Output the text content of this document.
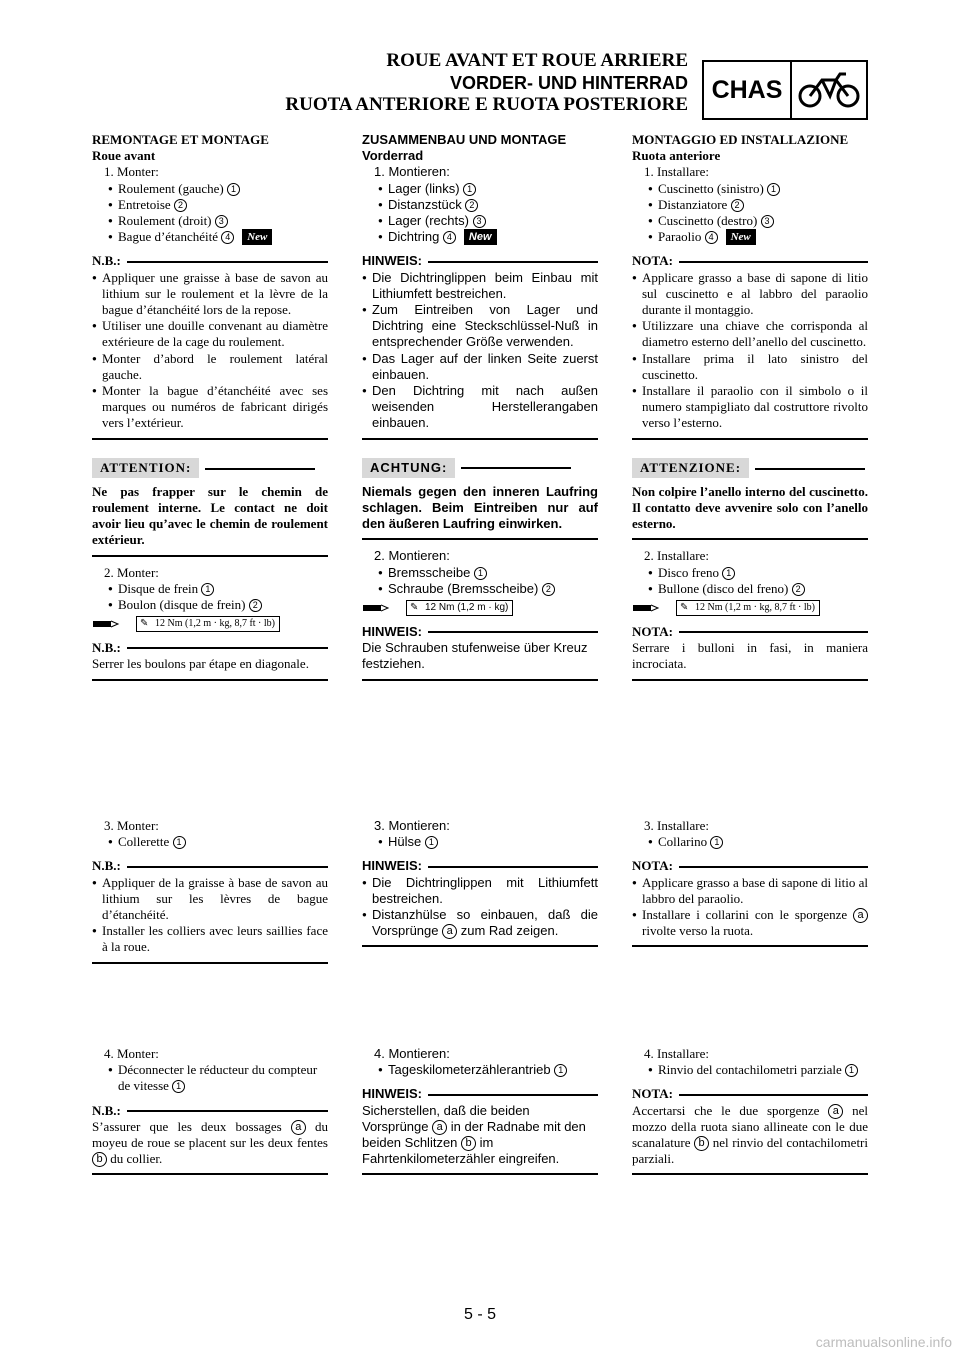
ROUE AVANT ET ROUE ARRIERE
VORDER- UND HINTERRAD
RUOTA ANTERIORE E RUOTA POSTERIORE
CHAS
REMONTAGE ET MONTAGE
Roue avant
1. Monter:
● Roulement (gauche) 1
● Entretoise 2
● Roulement (droit) 3
● Bague d’étanchéité 4 New
N.B.:
● Appliquer une graisse à base de savon au lithium sur le roulement et la lèvre de la bague d’étanchéité lors de la repose.
● Utiliser une douille convenant au diamètre extérieure de la cage du roulement.
● Monter d’abord le roulement latéral gauche.
● Monter la bague d’étanchéité avec ses marques ou numéros de fabricant dirigés vers l’extérieur.
ATTENTION:
Ne pas frapper sur le chemin de roulement interne. Le contact ne doit avoir lieu qu’avec le chemin de roulement extérieur.
2. Monter:
● Disque de frein 1
● Boulon (disque de frein) 2
✎ 12 Nm (1,2 m · kg, 8,7 ft · lb)
N.B.:
Serrer les boulons par étape en diagonale.
3. Monter:
● Collerette 1
N.B.:
● Appliquer de la graisse à base de savon au lithium sur les lèvres de bague d’étanchéité.
● Installer les colliers avec leurs saillies face à la roue.
4. Monter:
● Déconnecter le réducteur du compteur de vitesse 1
N.B.:
S’assurer que les deux bossages a du moyeu de roue se placent sur les deux fentes b du collier.
ZUSAMMENBAU UND MONTAGE
Vorderrad
1. Montieren:
● Lager (links) 1
● Distanzstück 2
● Lager (rechts) 3
● Dichtring 4 New
HINWEIS:
● Die Dichtringlippen beim Einbau mit Lithiumfett bestreichen.
● Zum Eintreiben von Lager und Dichtring eine Steckschlüssel-Nuß in entsprechender Größe verwenden.
● Das Lager auf der linken Seite zuerst einbauen.
● Den Dichtring mit nach außen weisenden Herstellerangaben einbauen.
ACHTUNG:
Niemals gegen den inneren Laufring schlagen. Beim Eintreiben nur auf den äußeren Laufring einwirken.
2. Montieren:
● Bremsscheibe 1
● Schraube (Bremsscheibe) 2
✎ 12 Nm (1,2 m · kg)
HINWEIS:
Die Schrauben stufenweise über Kreuz festziehen.
3. Montieren:
● Hülse 1
HINWEIS:
● Die Dichtringlippen mit Lithiumfett bestreichen.
● Distanzhülse so einbauen, daß die Vorsprünge a zum Rad zeigen.
4. Montieren:
● Tageskilometerzählerantrieb 1
HINWEIS:
Sicherstellen, daß die beiden Vorsprünge a in der Radnabe mit den beiden Schlitzen b im Fahrtenkilometerzähler eingreifen.
MONTAGGIO ED INSTALLAZIONE
Ruota anteriore
1. Installare:
● Cuscinetto (sinistro) 1
● Distanziatore 2
● Cuscinetto (destro) 3
● Paraolio 4 New
NOTA:
● Applicare grasso a base di sapone di litio sul cuscinetto e al labbro del paraolio durante il montaggio.
● Utilizzare una chiave che corrisponda al diametro esterno dell’anello del cuscinetto.
● Installare prima il lato sinistro del cuscinetto.
● Installare il paraolio con il simbolo o il numero stampigliato dal costruttore rivolto verso l’esterno.
ATTENZIONE:
Non colpire l’anello interno del cuscinetto. Il contatto deve avvenire solo con l’anello esterno.
2. Installare:
● Disco freno 1
● Bullone (disco del freno) 2
✎ 12 Nm (1,2 m · kg, 8,7 ft · lb)
NOTA:
Serrare i bulloni in fasi, in maniera incrociata.
3. Installare:
● Collarino 1
NOTA:
● Applicare grasso a base di sapone di litio al labbro del paraolio.
● Installare i collarini con le sporgenze a rivolte verso la ruota.
4. Installare:
● Rinvio del contachilometri parziale 1
NOTA:
Accertarsi che le due sporgenze a nel mozzo della ruota siano allineate con le due scanalature b nel rinvio del contachilometri parziali.
5 - 5
carmanualsonline.info
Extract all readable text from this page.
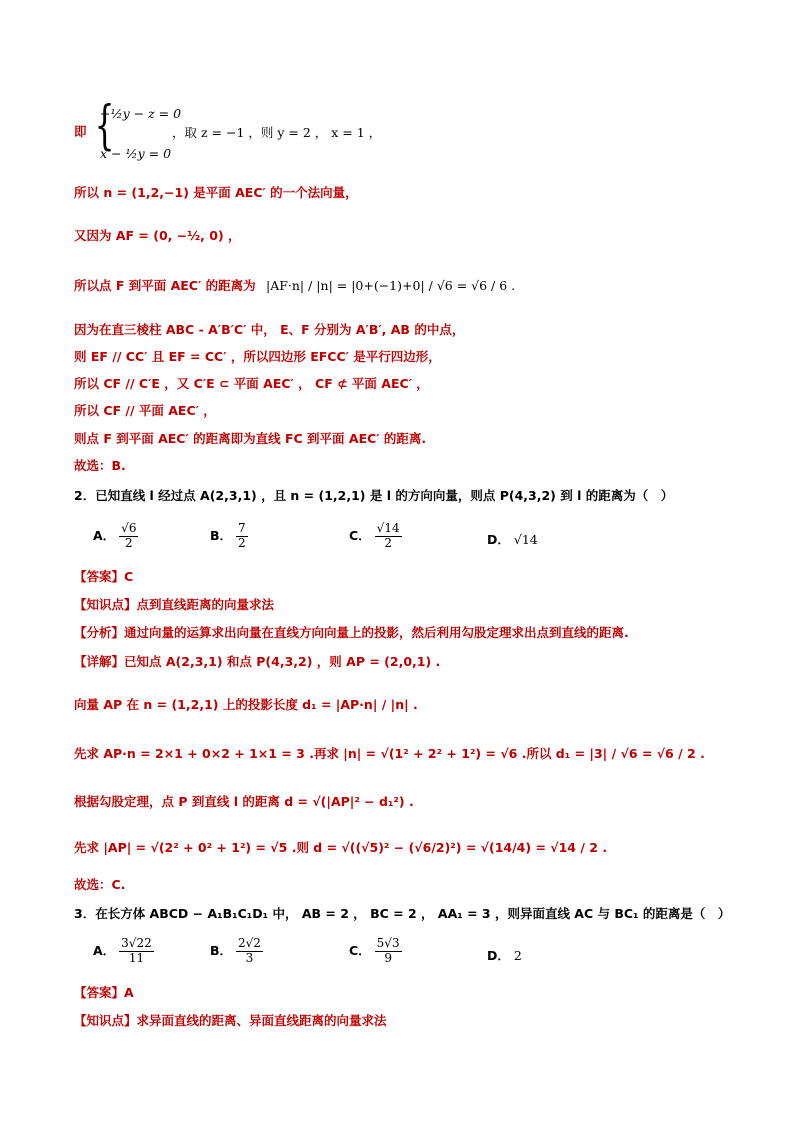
即 {
−½y − z = 0
x − ½y = 0
，取 z = −1 ，则 y = 2 ， x = 1 ，
所以 n = (1,2,−1) 是平面 AEC′ 的一个法向量，
又因为 AF = (0, −½, 0) ，
所以点 F 到平面 AEC′ 的距离为 |AF·n| / |n| = |0+(−1)+0| / √6 = √6 / 6 .
因为在直三棱柱 ABC - A′B′C′ 中， E、F 分别为 A′B′, AB 的中点，
则 EF // CC′ 且 EF = CC′ ，所以四边形 EFCC′ 是平行四边形，
所以 CF // C′E ，又 C′E ⊂ 平面 AEC′ ， CF ⊄ 平面 AEC′ ，
所以 CF // 平面 AEC′ ，
则点 F 到平面 AEC′ 的距离即为直线 FC 到平面 AEC′ 的距离.
故选：B.
2．已知直线 l 经过点 A(2,3,1) ，且 n = (1,2,1) 是 l 的方向向量，则点 P(4,3,2) 到 l 的距离为（　）
A． $\frac{√6}{2}$	B． $\frac{7}{2}$	C． $\frac{√14}{2}$	D． √14
【答案】C
【知识点】点到直线距离的向量求法
【分析】通过向量的运算求出向量在直线方向向量上的投影，然后利用勾股定理求出点到直线的距离.
【详解】已知点 A(2,3,1) 和点 P(4,3,2) ，则 AP = (2,0,1) .
向量 AP 在 n = (1,2,1) 上的投影长度 d₁ = |AP·n| / |n| .
先求 AP·n = 2×1 + 0×2 + 1×1 = 3 .再求 |n| = √(1² + 2² + 1²) = √6 .所以 d₁ = |3| / √6 = √6 / 2 .
根据勾股定理，点 P 到直线 l 的距离 d = √(|AP|² − d₁²) .
先求 |AP| = √(2² + 0² + 1²) = √5 .则 d = √((√5)² − (√6/2)²) = √(14/4) = √14 / 2 .
故选：C.
3．在长方体 ABCD − A₁B₁C₁D₁ 中， AB = 2 ， BC = 2 ， AA₁ = 3 ，则异面直线 AC 与 BC₁ 的距离是（　）
A． $\frac{3√22}{11}$	B． $\frac{2√2}{3}$	C． $\frac{5√3}{9}$	D． 2
【答案】A
【知识点】求异面直线的距离、异面直线距离的向量求法
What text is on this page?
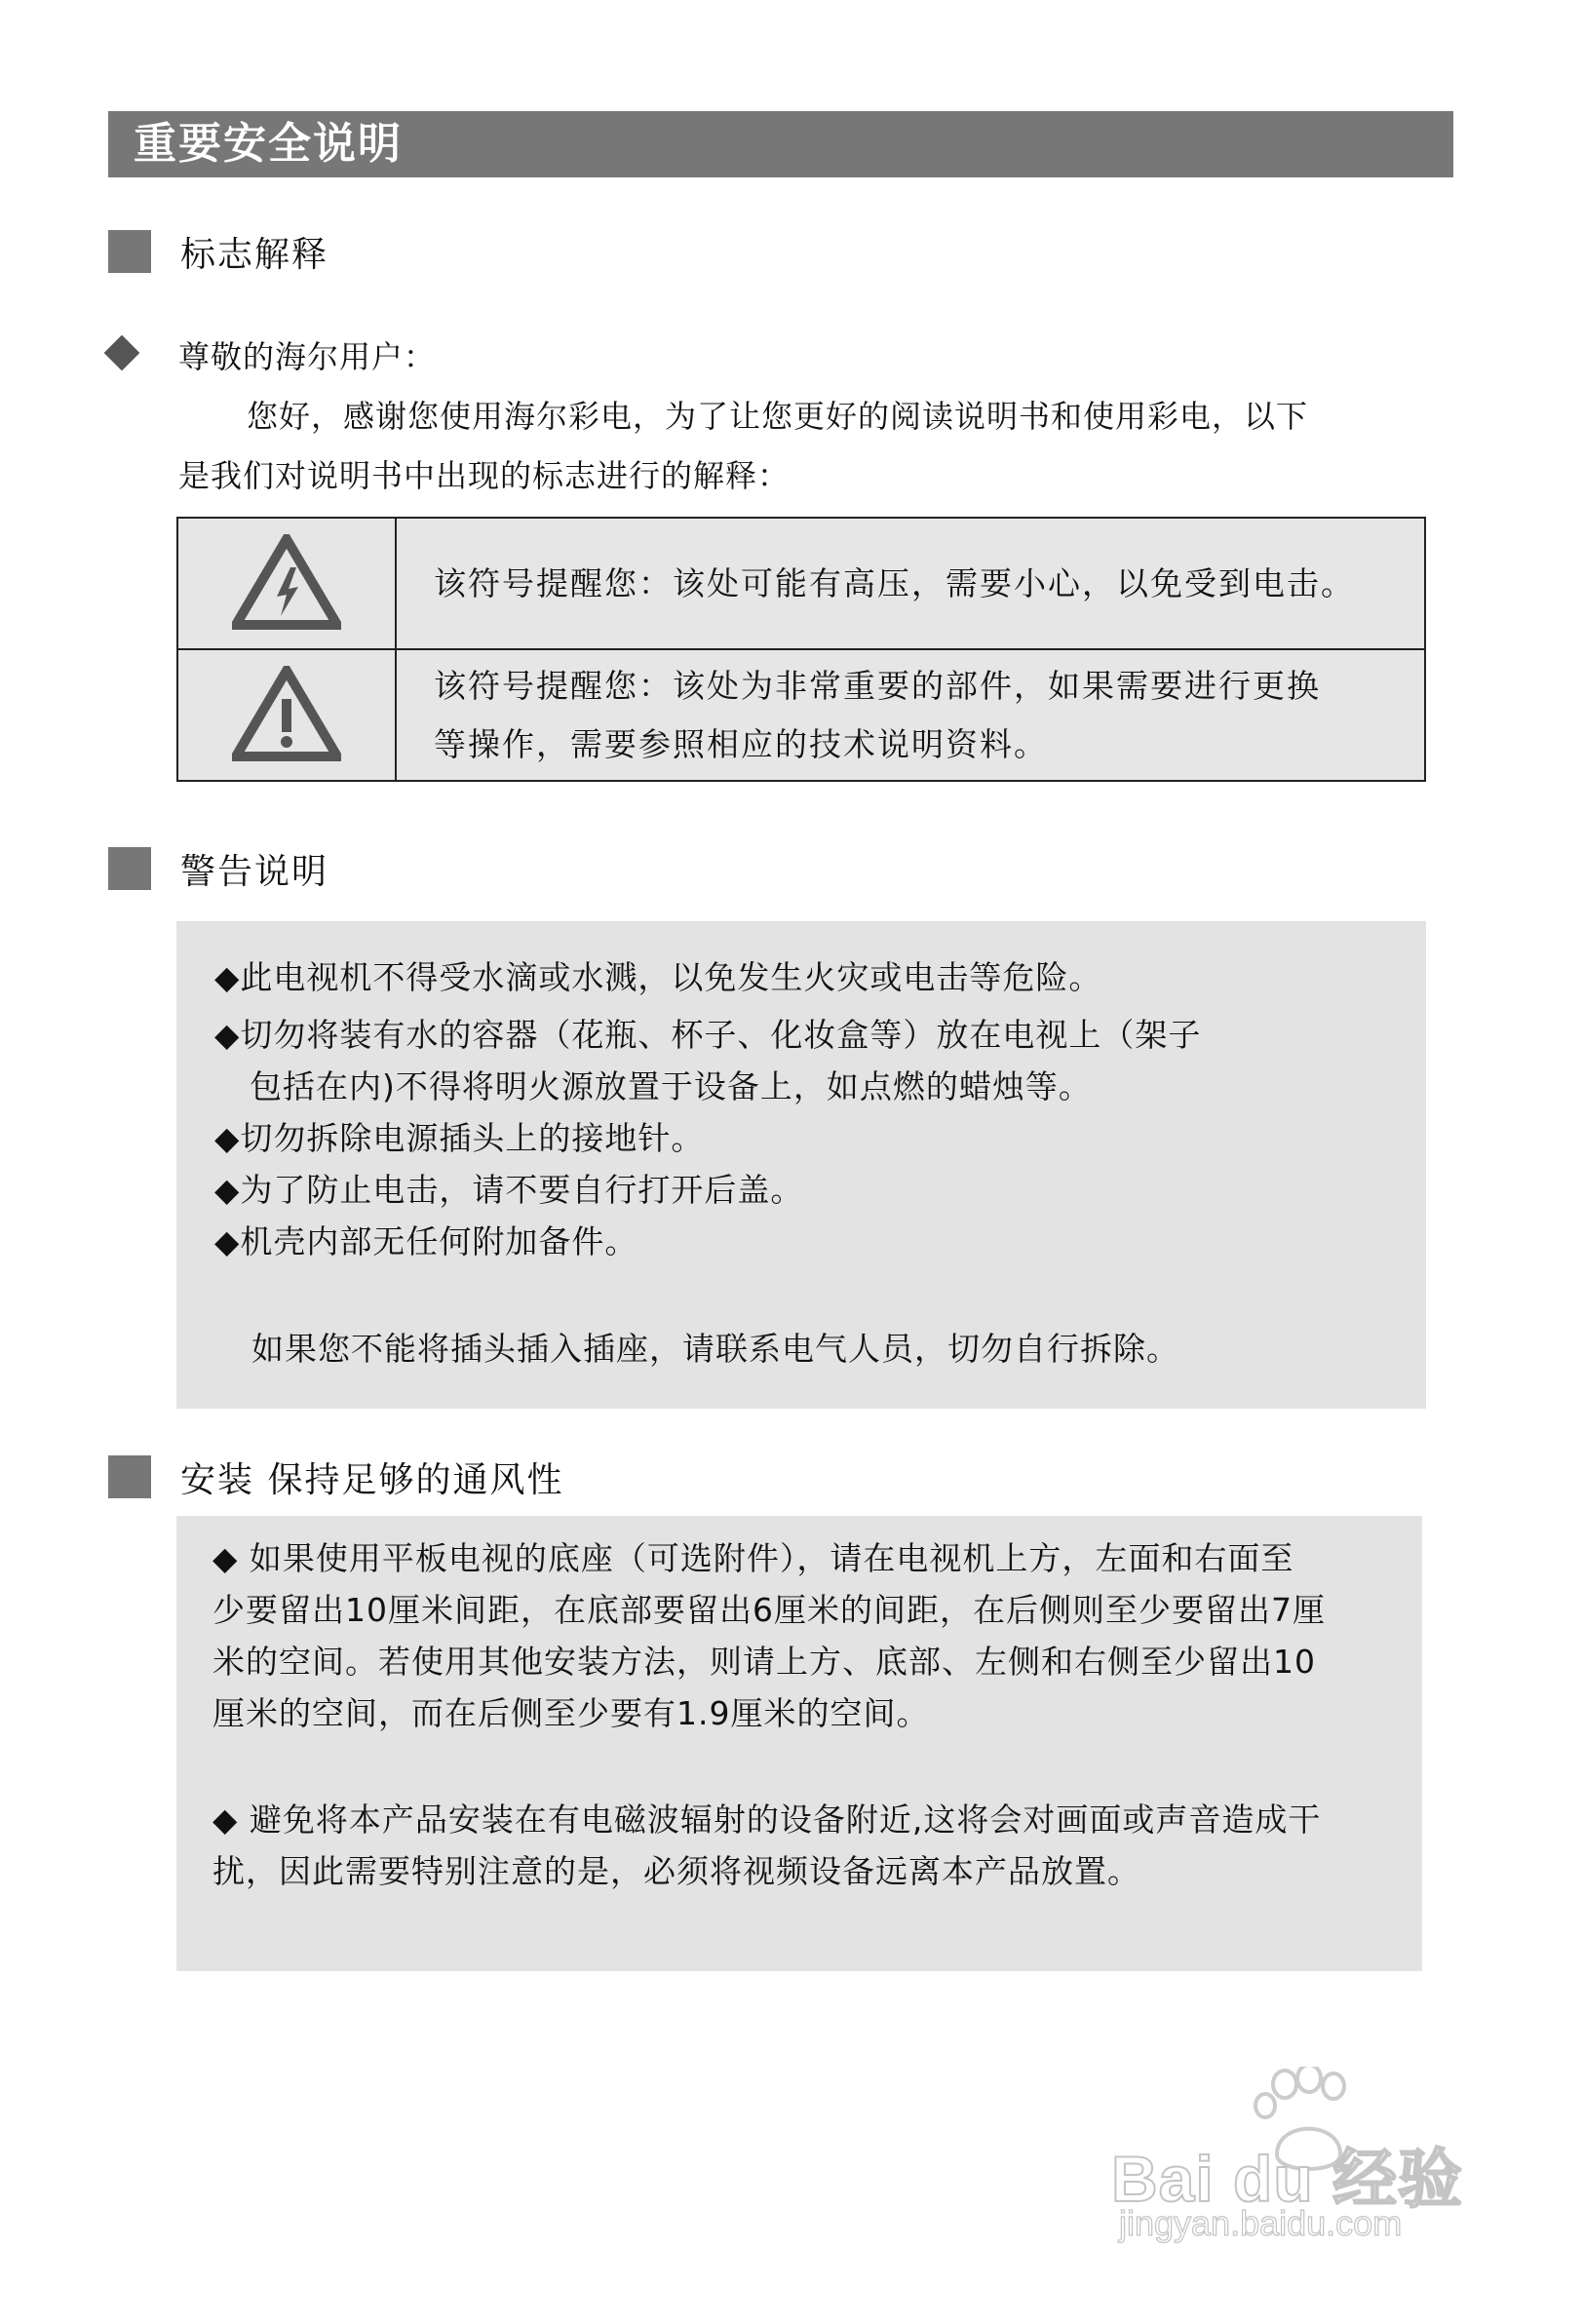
重要安全说明
标志解释
尊敬的海尔用户：
您好，感谢您使用海尔彩电，为了让您更好的阅读说明书和使用彩电，以下
是我们对说明书中出现的标志进行的解释：

该符号提醒您：该处可能有高压，需要小心，以免受到电击。

该符号提醒您：该处为非常重要的部件，如果需要进行更换
等操作，需要参照相应的技术说明资料。
警告说明
◆此电视机不得受水滴或水溅，以免发生火灾或电击等危险。
◆切勿将装有水的容器（花瓶、杯子、化妆盒等）放在电视上（架子
包括在内)不得将明火源放置于设备上，如点燃的蜡烛等。
◆切勿拆除电源插头上的接地针。
◆为了防止电击，请不要自行打开后盖。
◆机壳内部无任何附加备件。
如果您不能将插头插入插座，请联系电气人员，切勿自行拆除。
安装 保持足够的通风性
◆ 如果使用平板电视的底座（可选附件），请在电视机上方，左面和右面至
少要留出10厘米间距，在底部要留出6厘米的间距，在后侧则至少要留出7厘
米的空间。若使用其他安装方法，则请上方、底部、左侧和右侧至少留出10
厘米的空间，而在后侧至少要有1.9厘米的空间。
◆ 避免将本产品安装在有电磁波辐射的设备附近,这将会对画面或声音造成干
扰，因此需要特别注意的是，必须将视频设备远离本产品放置。
Bai du 经验
jingyan.baidu.com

● ● ● ●

§ Instructions for the task
Copy all lines from the material that hold "einbauen".

§ Task output
● Das Lager auf der linken Seite zuerst einbauen.
● Den Dichtring mit nach außen weisenden Herstellerangaben einbauen.
● Distanzhülse so einbauen, daß die Vorsprünge a zum Rad zeigen.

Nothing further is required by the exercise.